**Task**: Using the material that follows, identify and copy each line with the string "JSON".

########

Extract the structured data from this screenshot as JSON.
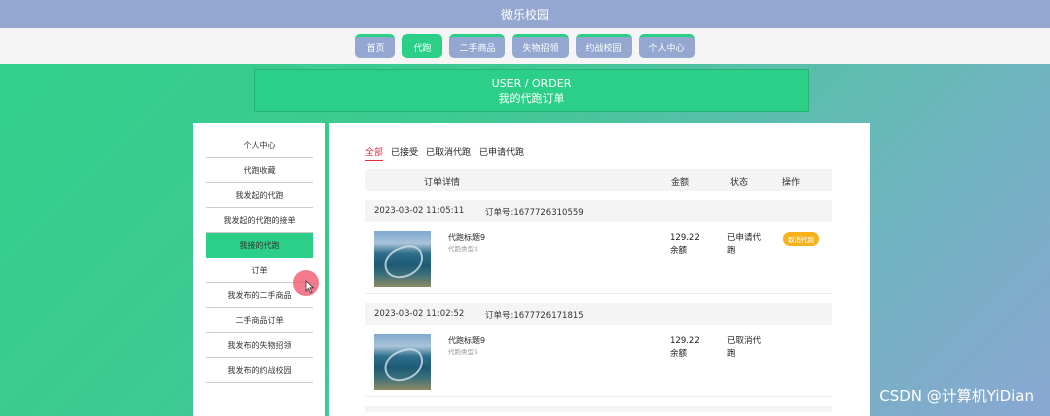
{
  "app": {
    "title": "微乐校园"
  },
  "nav": {
    "tabs": [
      {
        "label": "首页"
      },
      {
        "label": "代跑"
      },
      {
        "label": "二手商品"
      },
      {
        "label": "失物招领"
      },
      {
        "label": "约战校园"
      },
      {
        "label": "个人中心"
      }
    ],
    "active_tab": "代跑"
  },
  "banner": {
    "line1": "USER / ORDER",
    "line2": "我的代跑订单"
  },
  "sidebar": {
    "items": [
      {
        "label": "个人中心"
      },
      {
        "label": "代跑收藏"
      },
      {
        "label": "我发起的代跑"
      },
      {
        "label": "我发起的代跑的接单"
      },
      {
        "label": "我接的代跑"
      },
      {
        "label": "订单"
      },
      {
        "label": "我发布的二手商品"
      },
      {
        "label": "二手商品订单"
      },
      {
        "label": "我发布的失物招领"
      },
      {
        "label": "我发布的约战校园"
      }
    ],
    "active_item": "我接的代跑"
  },
  "filters": [
    "全部",
    "已接受",
    "已取消代跑",
    "已申请代跑"
  ],
  "active_filter": "全部",
  "table": {
    "headers": {
      "detail": "订单详情",
      "amount": "金额",
      "status": "状态",
      "action": "操作"
    }
  },
  "orders": [
    {
      "time": "2023-03-02 11:05:11",
      "order_no_label": "订单号:1677726310559",
      "title": "代跑标题9",
      "subtitle": "代跑类型1",
      "amount": "129.22",
      "payment": "余额",
      "status": "已申请代跑",
      "action": "取消代跑"
    },
    {
      "time": "2023-03-02 11:02:52",
      "order_no_label": "订单号:1677726171815",
      "title": "代跑标题9",
      "subtitle": "代跑类型1",
      "amount": "129.22",
      "payment": "余额",
      "status": "已取消代跑",
      "action": ""
    }
  ],
  "watermark": "CSDN @计算机YiDian",
  "colors": {
    "accent": "#2ccf88",
    "nav": "#94a7d1",
    "warning": "#f5b21a",
    "active_filter": "#e0303c"
  }
}
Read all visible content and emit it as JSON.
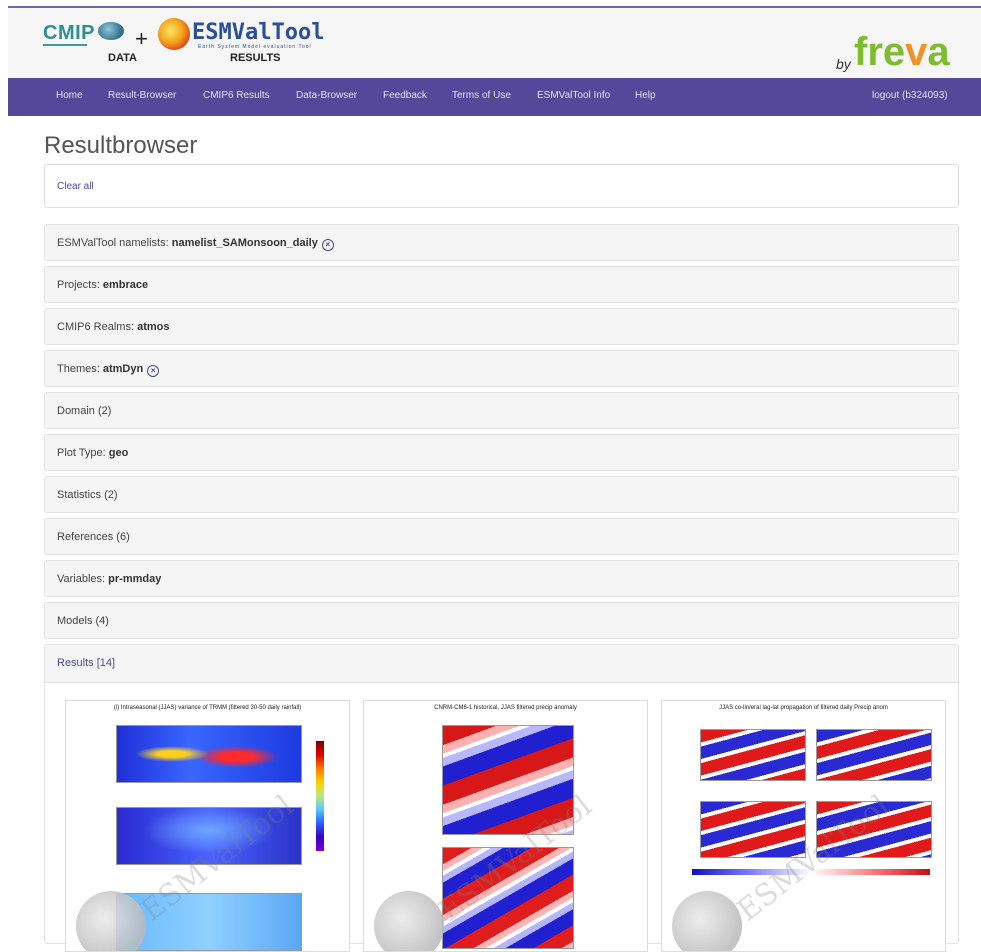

########

**Response**:
Extract the structured data from this screenshot as JSON.
Read all visible content and emit it as JSON.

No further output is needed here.